▶ _Directions_:
Report, as a bare number, how many lines of the material below contain the word "zakazu".
* * *
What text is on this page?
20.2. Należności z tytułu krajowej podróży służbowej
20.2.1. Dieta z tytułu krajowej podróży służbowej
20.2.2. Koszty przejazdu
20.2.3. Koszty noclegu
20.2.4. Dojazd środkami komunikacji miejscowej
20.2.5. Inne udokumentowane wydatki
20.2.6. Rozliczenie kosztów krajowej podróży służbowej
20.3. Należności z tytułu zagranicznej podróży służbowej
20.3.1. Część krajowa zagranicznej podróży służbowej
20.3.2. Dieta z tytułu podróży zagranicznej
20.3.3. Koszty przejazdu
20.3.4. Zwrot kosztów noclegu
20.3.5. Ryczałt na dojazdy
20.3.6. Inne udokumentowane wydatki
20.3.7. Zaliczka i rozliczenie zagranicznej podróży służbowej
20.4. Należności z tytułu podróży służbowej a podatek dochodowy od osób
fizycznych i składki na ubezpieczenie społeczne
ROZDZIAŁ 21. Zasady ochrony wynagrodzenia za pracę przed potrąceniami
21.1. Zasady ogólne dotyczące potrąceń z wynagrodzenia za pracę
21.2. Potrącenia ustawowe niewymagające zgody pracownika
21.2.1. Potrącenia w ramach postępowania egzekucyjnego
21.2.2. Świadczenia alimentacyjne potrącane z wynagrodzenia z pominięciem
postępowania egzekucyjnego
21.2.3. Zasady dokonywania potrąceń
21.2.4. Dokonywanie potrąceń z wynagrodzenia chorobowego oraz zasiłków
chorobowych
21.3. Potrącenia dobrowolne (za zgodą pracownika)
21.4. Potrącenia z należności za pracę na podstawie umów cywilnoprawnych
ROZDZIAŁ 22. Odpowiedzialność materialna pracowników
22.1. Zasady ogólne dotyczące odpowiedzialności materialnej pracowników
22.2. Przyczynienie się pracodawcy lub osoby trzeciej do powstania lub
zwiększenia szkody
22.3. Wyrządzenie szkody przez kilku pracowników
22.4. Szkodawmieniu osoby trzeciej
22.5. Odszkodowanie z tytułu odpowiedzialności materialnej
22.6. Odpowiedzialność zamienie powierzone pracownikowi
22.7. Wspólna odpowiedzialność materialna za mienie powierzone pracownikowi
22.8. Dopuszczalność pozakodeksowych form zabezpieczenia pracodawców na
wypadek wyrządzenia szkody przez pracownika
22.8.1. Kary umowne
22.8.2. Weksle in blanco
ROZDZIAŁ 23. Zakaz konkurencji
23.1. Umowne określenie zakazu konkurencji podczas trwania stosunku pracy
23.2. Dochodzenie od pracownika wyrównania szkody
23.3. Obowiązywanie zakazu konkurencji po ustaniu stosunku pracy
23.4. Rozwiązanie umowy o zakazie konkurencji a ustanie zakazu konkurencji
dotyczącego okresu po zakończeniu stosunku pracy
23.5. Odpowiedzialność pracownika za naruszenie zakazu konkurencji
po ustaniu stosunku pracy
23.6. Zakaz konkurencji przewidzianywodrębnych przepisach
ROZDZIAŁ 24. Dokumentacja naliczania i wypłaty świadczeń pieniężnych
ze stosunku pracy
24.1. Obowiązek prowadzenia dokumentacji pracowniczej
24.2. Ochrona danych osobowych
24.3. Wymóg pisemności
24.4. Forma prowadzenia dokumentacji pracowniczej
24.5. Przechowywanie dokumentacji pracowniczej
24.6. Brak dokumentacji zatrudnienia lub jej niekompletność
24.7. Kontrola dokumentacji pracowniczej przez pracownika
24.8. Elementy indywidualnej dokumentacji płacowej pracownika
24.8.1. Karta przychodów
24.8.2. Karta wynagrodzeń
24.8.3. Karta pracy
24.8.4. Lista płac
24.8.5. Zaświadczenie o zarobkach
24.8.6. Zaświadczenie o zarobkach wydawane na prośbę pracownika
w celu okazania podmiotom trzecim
* * *
▶ _Result_:
4